# EXERCISE:
Reproduce each record below exactly as written.

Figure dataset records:
##########
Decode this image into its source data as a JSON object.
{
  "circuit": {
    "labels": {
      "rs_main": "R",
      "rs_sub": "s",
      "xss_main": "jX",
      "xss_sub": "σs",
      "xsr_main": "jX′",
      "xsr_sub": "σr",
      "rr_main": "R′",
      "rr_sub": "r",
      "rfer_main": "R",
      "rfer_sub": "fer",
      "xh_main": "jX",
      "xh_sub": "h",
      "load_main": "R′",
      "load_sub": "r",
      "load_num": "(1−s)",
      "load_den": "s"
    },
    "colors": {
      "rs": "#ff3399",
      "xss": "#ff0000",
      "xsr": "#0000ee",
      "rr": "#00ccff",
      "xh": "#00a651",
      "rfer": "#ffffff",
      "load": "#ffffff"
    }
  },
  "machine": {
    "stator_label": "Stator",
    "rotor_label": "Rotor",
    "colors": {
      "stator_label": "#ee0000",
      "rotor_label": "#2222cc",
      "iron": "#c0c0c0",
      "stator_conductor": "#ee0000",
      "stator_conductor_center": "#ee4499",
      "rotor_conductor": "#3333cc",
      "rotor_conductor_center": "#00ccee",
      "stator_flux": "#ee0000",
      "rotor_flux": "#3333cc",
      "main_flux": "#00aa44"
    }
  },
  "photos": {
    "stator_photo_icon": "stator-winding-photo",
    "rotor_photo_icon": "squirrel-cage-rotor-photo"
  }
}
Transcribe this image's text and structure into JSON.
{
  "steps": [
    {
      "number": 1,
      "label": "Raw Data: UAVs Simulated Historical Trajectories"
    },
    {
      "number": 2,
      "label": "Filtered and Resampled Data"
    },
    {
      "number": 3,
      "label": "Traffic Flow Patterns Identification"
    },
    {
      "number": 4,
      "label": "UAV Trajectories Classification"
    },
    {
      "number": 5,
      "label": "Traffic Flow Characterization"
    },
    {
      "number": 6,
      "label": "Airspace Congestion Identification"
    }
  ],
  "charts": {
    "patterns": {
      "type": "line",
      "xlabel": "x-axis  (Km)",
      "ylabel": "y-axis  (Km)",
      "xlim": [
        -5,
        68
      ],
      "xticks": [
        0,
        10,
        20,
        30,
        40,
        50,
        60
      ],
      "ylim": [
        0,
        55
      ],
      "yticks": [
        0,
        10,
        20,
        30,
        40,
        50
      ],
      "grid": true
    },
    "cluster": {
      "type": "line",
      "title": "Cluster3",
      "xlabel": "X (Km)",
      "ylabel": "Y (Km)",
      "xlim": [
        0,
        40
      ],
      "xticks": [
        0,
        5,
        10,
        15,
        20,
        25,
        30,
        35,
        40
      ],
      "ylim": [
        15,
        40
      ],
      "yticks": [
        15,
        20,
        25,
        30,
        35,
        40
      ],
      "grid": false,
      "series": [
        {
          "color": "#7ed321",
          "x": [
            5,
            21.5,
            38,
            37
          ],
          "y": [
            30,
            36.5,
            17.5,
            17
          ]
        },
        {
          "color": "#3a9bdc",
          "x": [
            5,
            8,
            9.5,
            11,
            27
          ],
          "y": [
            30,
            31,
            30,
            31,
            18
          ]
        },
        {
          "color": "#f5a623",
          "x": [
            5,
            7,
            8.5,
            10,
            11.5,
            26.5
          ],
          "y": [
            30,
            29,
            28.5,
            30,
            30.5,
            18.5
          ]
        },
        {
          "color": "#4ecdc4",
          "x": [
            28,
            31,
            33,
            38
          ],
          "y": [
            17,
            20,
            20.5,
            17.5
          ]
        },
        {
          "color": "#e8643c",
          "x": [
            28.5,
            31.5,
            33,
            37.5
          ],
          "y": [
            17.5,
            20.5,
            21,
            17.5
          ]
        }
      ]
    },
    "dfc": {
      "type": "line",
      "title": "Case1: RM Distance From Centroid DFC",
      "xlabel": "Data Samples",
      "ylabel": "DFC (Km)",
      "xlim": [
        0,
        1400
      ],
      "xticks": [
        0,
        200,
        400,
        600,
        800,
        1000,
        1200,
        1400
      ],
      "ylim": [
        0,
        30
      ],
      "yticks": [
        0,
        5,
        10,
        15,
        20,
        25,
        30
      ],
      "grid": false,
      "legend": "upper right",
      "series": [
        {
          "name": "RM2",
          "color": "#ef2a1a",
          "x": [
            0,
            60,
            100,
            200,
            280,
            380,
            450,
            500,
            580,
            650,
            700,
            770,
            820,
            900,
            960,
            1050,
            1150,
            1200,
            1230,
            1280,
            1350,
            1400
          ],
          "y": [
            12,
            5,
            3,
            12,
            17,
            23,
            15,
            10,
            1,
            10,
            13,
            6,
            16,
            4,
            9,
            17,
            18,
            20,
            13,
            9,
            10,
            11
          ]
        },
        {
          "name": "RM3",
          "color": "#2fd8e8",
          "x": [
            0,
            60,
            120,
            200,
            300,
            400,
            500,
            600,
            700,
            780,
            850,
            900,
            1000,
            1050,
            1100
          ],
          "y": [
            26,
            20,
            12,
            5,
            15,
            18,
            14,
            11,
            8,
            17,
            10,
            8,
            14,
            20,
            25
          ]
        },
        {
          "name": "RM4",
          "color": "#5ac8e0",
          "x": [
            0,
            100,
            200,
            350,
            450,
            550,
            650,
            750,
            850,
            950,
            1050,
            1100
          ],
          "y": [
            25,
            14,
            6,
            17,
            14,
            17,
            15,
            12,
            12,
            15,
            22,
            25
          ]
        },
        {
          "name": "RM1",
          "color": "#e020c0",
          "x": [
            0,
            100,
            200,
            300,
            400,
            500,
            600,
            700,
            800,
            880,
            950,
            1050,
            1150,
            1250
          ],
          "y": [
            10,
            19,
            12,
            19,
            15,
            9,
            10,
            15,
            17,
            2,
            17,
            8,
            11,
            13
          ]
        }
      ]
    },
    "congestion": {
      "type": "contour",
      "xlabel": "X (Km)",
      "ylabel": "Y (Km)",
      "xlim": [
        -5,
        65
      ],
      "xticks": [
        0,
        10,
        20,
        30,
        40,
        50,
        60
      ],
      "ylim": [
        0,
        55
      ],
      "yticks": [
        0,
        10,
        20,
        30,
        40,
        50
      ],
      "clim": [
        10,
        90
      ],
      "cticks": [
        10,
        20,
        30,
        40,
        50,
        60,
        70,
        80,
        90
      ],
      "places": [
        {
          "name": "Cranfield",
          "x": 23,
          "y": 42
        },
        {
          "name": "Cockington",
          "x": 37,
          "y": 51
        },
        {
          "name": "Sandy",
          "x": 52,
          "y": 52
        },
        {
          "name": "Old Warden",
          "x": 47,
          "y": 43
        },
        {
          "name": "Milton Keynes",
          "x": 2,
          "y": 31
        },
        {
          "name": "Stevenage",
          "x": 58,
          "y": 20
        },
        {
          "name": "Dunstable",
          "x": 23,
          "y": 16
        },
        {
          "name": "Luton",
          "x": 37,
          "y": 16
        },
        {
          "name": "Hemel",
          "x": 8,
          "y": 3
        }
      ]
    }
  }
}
##########
# EXPECTED ANSWER:
Decode this image into its source data as a JSON object.
{
  "circuit": {
    "labels": {
      "rs_main": "R",
      "rs_sub": "s",
      "xss_main": "jX",
      "xss_sub": "σs",
      "xsr_main": "jX′",
      "xsr_sub": "σr",
      "rr_main": "R′",
      "rr_sub": "r",
      "rfer_main": "R",
      "rfer_sub": "fer",
      "xh_main": "jX",
      "xh_sub": "h",
      "load_main": "R′",
      "load_sub": "r",
      "load_num": "(1−s)",
      "load_den": "s"
    },
    "colors": {
      "rs": "#ff3399",
      "xss": "#ff0000",
      "xsr": "#0000ee",
      "rr": "#00ccff",
      "xh": "#00a651",
      "rfer": "#ffffff",
      "load": "#ffffff"
    }
  },
  "machine": {
    "stator_label": "Stator",
    "rotor_label": "Rotor",
    "colors": {
      "stator_label": "#ee0000",
      "rotor_label": "#2222cc",
      "iron": "#c0c0c0",
      "stator_conductor": "#ee0000",
      "stator_conductor_center": "#ee4499",
      "rotor_conductor": "#3333cc",
      "rotor_conductor_center": "#00ccee",
      "stator_flux": "#ee0000",
      "rotor_flux": "#3333cc",
      "main_flux": "#00aa44"
    }
  },
  "photos": {
    "stator_photo_icon": "stator-winding-photo",
    "rotor_photo_icon": "squirrel-cage-rotor-photo"
  }
}
Transcribe this image's text and structure into JSON.
{
  "steps": [
    {
      "number": 1,
      "label": "Raw Data: UAVs Simulated Historical Trajectories"
    },
    {
      "number": 2,
      "label": "Filtered and Resampled Data"
    },
    {
      "number": 3,
      "label": "Traffic Flow Patterns Identification"
    },
    {
      "number": 4,
      "label": "UAV Trajectories Classification"
    },
    {
      "number": 5,
      "label": "Traffic Flow Characterization"
    },
    {
      "number": 6,
      "label": "Airspace Congestion Identification"
    }
  ],
  "charts": {
    "patterns": {
      "type": "line",
      "xlabel": "x-axis  (Km)",
      "ylabel": "y-axis  (Km)",
      "xlim": [
        -5,
        68
      ],
      "xticks": [
        0,
        10,
        20,
        30,
        40,
        50,
        60
      ],
      "ylim": [
        0,
        55
      ],
      "yticks": [
        0,
        10,
        20,
        30,
        40,
        50
      ],
      "grid": true
    },
    "cluster": {
      "type": "line",
      "title": "Cluster3",
      "xlabel": "X (Km)",
      "ylabel": "Y (Km)",
      "xlim": [
        0,
        40
      ],
      "xticks": [
        0,
        5,
        10,
        15,
        20,
        25,
        30,
        35,
        40
      ],
      "ylim": [
        15,
        40
      ],
      "yticks": [
        15,
        20,
        25,
        30,
        35,
        40
      ],
      "grid": false,
      "series": [
        {
          "color": "#7ed321",
          "x": [
            5,
            21.5,
            38,
            37
          ],
          "y": [
            30,
            36.5,
            17.5,
            17
          ]
        },
        {
          "color": "#3a9bdc",
          "x": [
            5,
            8,
            9.5,
            11,
            27
          ],
          "y": [
            30,
            31,
            30,
            31,
            18
          ]
        },
        {
          "color": "#f5a623",
          "x": [
            5,
            7,
            8.5,
            10,
            11.5,
            26.5
          ],
          "y": [
            30,
            29,
            28.5,
            30,
            30.5,
            18.5
          ]
        },
        {
          "color": "#4ecdc4",
          "x": [
            28,
            31,
            33,
            38
          ],
          "y": [
            17,
            20,
            20.5,
            17.5
          ]
        },
        {
          "color": "#e8643c",
          "x": [
            28.5,
            31.5,
            33,
            37.5
          ],
          "y": [
            17.5,
            20.5,
            21,
            17.5
          ]
        }
      ]
    },
    "dfc": {
      "type": "line",
      "title": "Case1: RM Distance From Centroid DFC",
      "xlabel": "Data Samples",
      "ylabel": "DFC (Km)",
      "xlim": [
        0,
        1400
      ],
      "xticks": [
        0,
        200,
        400,
        600,
        800,
        1000,
        1200,
        1400
      ],
      "ylim": [
        0,
        30
      ],
      "yticks": [
        0,
        5,
        10,
        15,
        20,
        25,
        30
      ],
      "grid": false,
      "legend": "upper right",
      "series": [
        {
          "name": "RM2",
          "color": "#ef2a1a",
          "x": [
            0,
            60,
            100,
            200,
            280,
            380,
            450,
            500,
            580,
            650,
            700,
            770,
            820,
            900,
            960,
            1050,
            1150,
            1200,
            1230,
            1280,
            1350,
            1400
          ],
          "y": [
            12,
            5,
            3,
            12,
            17,
            23,
            15,
            10,
            1,
            10,
            13,
            6,
            16,
            4,
            9,
            17,
            18,
            20,
            13,
            9,
            10,
            11
          ]
        },
        {
          "name": "RM3",
          "color": "#2fd8e8",
          "x": [
            0,
            60,
            120,
            200,
            300,
            400,
            500,
            600,
            700,
            780,
            850,
            900,
            1000,
            1050,
            1100
          ],
          "y": [
            26,
            20,
            12,
            5,
            15,
            18,
            14,
            11,
            8,
            17,
            10,
            8,
            14,
            20,
            25
          ]
        },
        {
          "name": "RM4",
          "color": "#5ac8e0",
          "x": [
            0,
            100,
            200,
            350,
            450,
            550,
            650,
            750,
            850,
            950,
            1050,
            1100
          ],
          "y": [
            25,
            14,
            6,
            17,
            14,
            17,
            15,
            12,
            12,
            15,
            22,
            25
          ]
        },
        {
          "name": "RM1",
          "color": "#e020c0",
          "x": [
            0,
            100,
            200,
            300,
            400,
            500,
            600,
            700,
            800,
            880,
            950,
            1050,
            1150,
            1250
          ],
          "y": [
            10,
            19,
            12,
            19,
            15,
            9,
            10,
            15,
            17,
            2,
            17,
            8,
            11,
            13
          ]
        }
      ]
    },
    "congestion": {
      "type": "contour",
      "xlabel": "X (Km)",
      "ylabel": "Y (Km)",
      "xlim": [
        -5,
        65
      ],
      "xticks": [
        0,
        10,
        20,
        30,
        40,
        50,
        60
      ],
      "ylim": [
        0,
        55
      ],
      "yticks": [
        0,
        10,
        20,
        30,
        40,
        50
      ],
      "clim": [
        10,
        90
      ],
      "cticks": [
        10,
        20,
        30,
        40,
        50,
        60,
        70,
        80,
        90
      ],
      "places": [
        {
          "name": "Cranfield",
          "x": 23,
          "y": 42
        },
        {
          "name": "Cockington",
          "x": 37,
          "y": 51
        },
        {
          "name": "Sandy",
          "x": 52,
          "y": 52
        },
        {
          "name": "Old Warden",
          "x": 47,
          "y": 43
        },
        {
          "name": "Milton Keynes",
          "x": 2,
          "y": 31
        },
        {
          "name": "Stevenage",
          "x": 58,
          "y": 20
        },
        {
          "name": "Dunstable",
          "x": 23,
          "y": 16
        },
        {
          "name": "Luton",
          "x": 37,
          "y": 16
        },
        {
          "name": "Hemel",
          "x": 8,
          "y": 3
        }
      ]
    }
  }
}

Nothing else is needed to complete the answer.